WHAT YOU NEED TO DO: Locate all lines with the word "data" and copy them out.

★ ★ ★

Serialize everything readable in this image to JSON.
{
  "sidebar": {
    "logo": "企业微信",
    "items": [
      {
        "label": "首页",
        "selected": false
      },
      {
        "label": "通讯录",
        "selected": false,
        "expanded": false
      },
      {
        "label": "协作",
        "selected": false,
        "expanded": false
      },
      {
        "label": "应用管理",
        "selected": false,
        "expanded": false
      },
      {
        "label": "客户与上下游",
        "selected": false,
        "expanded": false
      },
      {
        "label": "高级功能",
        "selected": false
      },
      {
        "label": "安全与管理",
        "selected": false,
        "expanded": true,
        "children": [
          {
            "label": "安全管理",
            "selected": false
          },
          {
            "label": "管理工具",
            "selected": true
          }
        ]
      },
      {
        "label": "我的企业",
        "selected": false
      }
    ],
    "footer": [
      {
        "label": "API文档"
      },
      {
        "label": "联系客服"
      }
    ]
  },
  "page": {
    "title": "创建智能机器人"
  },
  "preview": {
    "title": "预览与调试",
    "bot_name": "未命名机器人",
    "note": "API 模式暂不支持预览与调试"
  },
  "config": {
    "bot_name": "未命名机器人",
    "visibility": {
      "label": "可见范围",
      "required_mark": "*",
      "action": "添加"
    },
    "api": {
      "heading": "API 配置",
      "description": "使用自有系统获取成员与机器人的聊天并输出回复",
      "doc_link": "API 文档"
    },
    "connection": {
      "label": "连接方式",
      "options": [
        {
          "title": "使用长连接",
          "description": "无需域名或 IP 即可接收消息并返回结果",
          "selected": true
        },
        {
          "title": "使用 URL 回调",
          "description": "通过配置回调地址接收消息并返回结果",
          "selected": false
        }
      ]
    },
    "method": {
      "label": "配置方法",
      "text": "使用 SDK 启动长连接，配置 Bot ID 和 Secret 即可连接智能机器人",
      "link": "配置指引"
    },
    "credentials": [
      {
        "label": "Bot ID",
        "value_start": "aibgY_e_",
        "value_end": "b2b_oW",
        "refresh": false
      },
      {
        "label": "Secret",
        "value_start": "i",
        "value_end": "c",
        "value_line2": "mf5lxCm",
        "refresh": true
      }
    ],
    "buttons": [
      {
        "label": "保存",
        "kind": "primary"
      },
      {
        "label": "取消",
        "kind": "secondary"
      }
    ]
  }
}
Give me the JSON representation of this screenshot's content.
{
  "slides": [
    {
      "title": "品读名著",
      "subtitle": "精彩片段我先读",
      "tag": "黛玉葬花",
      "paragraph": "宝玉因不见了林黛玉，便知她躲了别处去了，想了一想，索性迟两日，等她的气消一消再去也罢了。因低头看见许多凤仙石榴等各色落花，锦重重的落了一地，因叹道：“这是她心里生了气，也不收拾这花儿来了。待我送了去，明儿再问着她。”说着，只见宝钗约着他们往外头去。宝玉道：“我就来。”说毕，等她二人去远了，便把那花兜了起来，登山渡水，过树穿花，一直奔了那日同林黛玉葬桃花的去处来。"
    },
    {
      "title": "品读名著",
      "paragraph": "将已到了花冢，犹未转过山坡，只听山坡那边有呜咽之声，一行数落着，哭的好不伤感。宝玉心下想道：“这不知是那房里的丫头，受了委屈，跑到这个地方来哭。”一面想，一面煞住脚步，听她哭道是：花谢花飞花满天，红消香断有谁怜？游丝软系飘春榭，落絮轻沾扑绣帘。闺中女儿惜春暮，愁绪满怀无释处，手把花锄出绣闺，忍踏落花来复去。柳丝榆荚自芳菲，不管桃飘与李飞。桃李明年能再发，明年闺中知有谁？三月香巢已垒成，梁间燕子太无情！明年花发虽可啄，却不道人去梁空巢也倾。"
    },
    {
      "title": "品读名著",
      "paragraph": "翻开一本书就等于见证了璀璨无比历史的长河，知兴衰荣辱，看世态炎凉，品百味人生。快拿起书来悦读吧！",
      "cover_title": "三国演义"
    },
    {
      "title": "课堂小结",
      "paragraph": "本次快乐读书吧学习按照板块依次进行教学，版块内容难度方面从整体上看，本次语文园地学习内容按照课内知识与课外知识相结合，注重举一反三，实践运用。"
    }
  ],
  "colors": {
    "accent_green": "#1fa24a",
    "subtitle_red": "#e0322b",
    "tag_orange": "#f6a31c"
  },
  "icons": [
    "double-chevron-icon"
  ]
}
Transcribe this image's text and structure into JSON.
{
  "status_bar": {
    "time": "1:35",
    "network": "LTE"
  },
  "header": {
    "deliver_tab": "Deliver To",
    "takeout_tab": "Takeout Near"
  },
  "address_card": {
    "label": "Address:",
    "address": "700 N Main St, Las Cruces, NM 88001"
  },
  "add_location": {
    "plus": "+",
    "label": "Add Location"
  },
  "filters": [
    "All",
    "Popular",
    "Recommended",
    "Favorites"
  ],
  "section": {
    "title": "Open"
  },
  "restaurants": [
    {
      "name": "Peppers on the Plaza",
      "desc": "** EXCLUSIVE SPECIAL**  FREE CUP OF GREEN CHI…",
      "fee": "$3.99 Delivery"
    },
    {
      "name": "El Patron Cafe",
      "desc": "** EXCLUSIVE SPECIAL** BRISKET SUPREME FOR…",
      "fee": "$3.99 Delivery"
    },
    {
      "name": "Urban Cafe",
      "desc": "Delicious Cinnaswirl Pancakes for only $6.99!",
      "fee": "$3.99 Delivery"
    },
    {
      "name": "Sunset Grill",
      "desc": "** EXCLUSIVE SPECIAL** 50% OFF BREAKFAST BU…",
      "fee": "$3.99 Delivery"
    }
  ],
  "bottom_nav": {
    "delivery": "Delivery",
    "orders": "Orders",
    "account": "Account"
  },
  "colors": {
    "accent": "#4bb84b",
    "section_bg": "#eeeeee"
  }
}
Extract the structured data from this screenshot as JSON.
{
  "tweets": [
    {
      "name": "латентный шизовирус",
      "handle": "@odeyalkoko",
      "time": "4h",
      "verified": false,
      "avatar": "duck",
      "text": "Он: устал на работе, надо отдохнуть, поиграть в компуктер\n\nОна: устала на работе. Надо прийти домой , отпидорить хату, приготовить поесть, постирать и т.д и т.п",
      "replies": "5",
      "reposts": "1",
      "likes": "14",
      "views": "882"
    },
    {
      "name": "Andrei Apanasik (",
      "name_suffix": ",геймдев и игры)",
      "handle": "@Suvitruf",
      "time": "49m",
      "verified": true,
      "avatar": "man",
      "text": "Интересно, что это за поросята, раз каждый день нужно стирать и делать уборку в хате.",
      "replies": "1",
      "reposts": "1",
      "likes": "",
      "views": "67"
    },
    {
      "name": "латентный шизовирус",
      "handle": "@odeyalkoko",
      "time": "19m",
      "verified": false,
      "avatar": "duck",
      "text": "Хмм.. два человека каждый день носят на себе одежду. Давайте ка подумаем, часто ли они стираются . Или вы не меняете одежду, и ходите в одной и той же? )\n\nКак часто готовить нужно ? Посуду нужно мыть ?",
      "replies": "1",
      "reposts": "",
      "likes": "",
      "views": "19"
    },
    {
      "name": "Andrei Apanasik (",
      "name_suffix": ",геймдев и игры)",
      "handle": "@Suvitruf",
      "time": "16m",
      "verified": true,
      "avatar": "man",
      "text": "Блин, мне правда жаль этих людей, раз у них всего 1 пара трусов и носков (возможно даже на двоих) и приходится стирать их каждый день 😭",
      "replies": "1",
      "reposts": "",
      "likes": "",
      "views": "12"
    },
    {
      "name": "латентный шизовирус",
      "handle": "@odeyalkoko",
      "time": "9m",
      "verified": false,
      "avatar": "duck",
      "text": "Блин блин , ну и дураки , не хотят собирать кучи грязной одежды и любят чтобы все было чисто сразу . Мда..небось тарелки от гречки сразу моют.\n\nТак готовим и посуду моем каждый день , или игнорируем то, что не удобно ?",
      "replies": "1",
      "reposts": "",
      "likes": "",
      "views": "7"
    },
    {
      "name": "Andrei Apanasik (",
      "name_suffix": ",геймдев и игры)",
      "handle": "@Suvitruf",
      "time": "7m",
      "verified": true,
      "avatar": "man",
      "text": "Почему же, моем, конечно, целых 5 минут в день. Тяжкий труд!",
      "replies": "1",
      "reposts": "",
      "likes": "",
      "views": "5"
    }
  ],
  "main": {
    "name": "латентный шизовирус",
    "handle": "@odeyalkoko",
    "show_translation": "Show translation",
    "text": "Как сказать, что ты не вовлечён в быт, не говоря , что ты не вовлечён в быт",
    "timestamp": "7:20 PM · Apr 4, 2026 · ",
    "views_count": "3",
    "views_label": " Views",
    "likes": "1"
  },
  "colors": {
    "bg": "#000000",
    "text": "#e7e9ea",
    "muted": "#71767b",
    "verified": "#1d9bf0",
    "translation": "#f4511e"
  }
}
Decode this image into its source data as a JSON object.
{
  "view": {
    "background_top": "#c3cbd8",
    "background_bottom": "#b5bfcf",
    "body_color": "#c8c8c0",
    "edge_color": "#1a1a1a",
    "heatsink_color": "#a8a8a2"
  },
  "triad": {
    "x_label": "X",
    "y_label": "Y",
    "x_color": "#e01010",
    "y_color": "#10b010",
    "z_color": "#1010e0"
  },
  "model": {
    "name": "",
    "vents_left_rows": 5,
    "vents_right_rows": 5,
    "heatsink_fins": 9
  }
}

★ ★ ★

ANSWER:
Extract the structured data from this screenshot as JSON.
Decode this image into its source data as a JSON object.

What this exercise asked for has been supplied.